# What is required:
Give the number of lines in the entries that contain "transacción". State only the count.

# Record extracts:
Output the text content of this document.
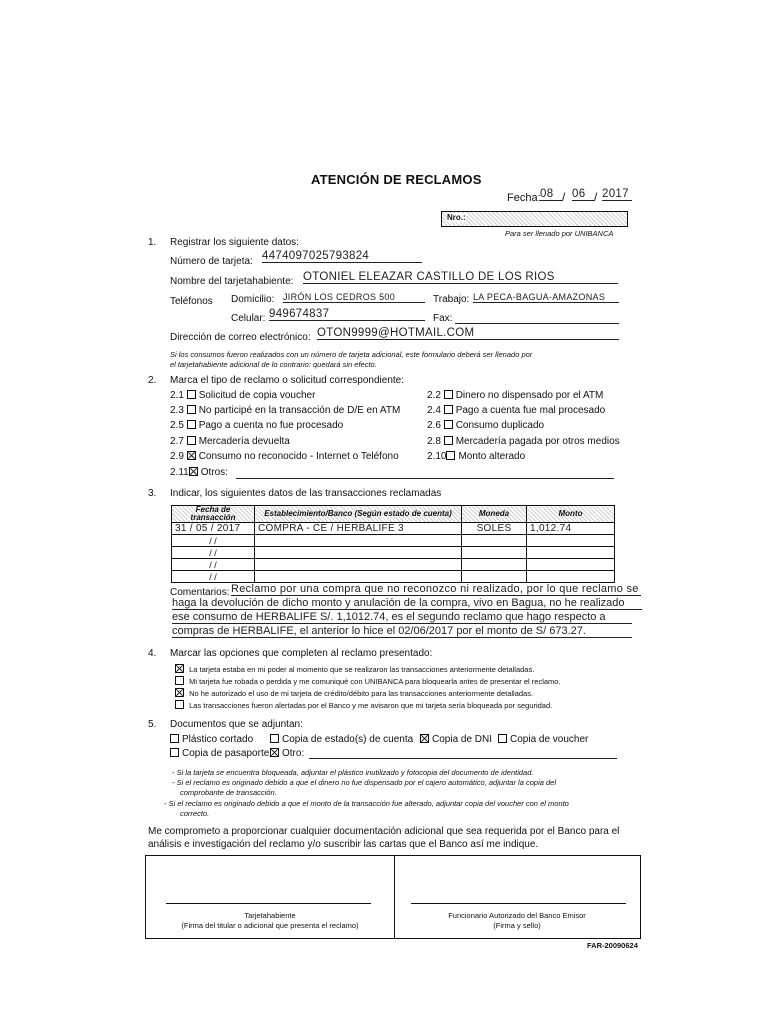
ATENCIÓN DE RECLAMOS
Fecha: 08 / 06 / 2017
Nro.:
Para ser llenado por UNIBANCA
1. Registrar los siguiente datos:
Número de tarjeta: 4474097025793824
Nombre del tarjetahabiente: OTONIEL ELEAZAR CASTILLO DE LOS RIOS
Teléfonos Domicilio: JIRÓN LOS CEDROS 500	Trabajo: LA PECA-BAGUA-AMAZONAS
Celular: 949674837	Fax:
Dirección de correo electrónico: OTON9999@HOTMAIL.COM
Si los consumos fueron realizados con un número de tarjeta adicional, este formulario deberá ser llenado por
el tarjetahabiente adicional de lo contrario: quedará sin efecto.
2. Marca el tipo de reclamo o solicitud correspondiente:
2.1 Solicitud de copia voucher	2.2 Dinero no dispensado por el ATM
2.3 No participé en la transacción de D/E en ATM	2.4 Pago a cuenta fue mal procesado
2.5 Pago a cuenta no fue procesado	2.6 Consumo duplicado
2.7 Mercadería devuelta	2.8 Mercadería pagada por otros medios
2.9 Consumo no reconocido - Internet o Teléfono	2.10 Monto alterado
2.11 Otros:
3. Indicar, los siguientes datos de las transacciones reclamadas
Fecha de transacción	Establecimiento/Banco (Según estado de cuenta)	Moneda	Monto
31 / 05 / 2017	COMPRA - CE / HERBALIFE 3	SOLES	1,012.74
/ /			
/ /			
/ /			
/ /			
Comentarios: Reclamo por una compra que no reconozco ni realizado, por lo que reclamo se
haga la devolución de dicho monto y anulación de la compra, vivo en Bagua, no he realizado
ese consumo de HERBALIFE S/. 1,1012.74, es el segundo reclamo que hago respecto a
compras de HERBALIFE, el anterior lo hice el 02/06/2017 por el monto de S/ 673.27.
4. Marcar las opciones que completen al reclamo presentado:
La tarjeta estaba en mi poder al momento que se realizaron las transacciones anteriormente detalladas.
Mi tarjeta fue robada o perdida y me comuniqué con UNIBANCA para bloquearla antes de presentar el reclamo.
No he autorizado el uso de mi tarjeta de crédito/débito para las transacciones anteriormente detalladas.
Las transacciones fueron alertadas por el Banco y me avisaron que mi tarjeta sería bloqueada por seguridad.
5. Documentos que se adjuntan:
Plástico cortado	Copia de estado(s) de cuenta	Copia de DNI	Copia de voucher
Copia de pasaporte	Otro:
- Si la tarjeta se encuentra bloqueada, adjuntar el plástico inutilizado y fotocopia del documento de identidad.
- Si el reclamo es originado debido a que el dinero no fue dispensado por el cajero automático, adjuntar la copia del
comprobante de transacción.
- Si el reclamo es originado debido a que el monto de la transacción fue alterado, adjuntar copia del voucher con el monto
correcto.
Me comprometo a proporcionar cualquier documentación adicional que sea requerida por el Banco para el
análisis e investigación del reclamo y/o suscribir las cartas que el Banco así me indique.
Tarjetahabiente
(Firma del titular o adicional que presenta el reclamo)
Funcionario Autorizado del Banco Emisor
(Firma y sello)
FAR-20090624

# The answer:
4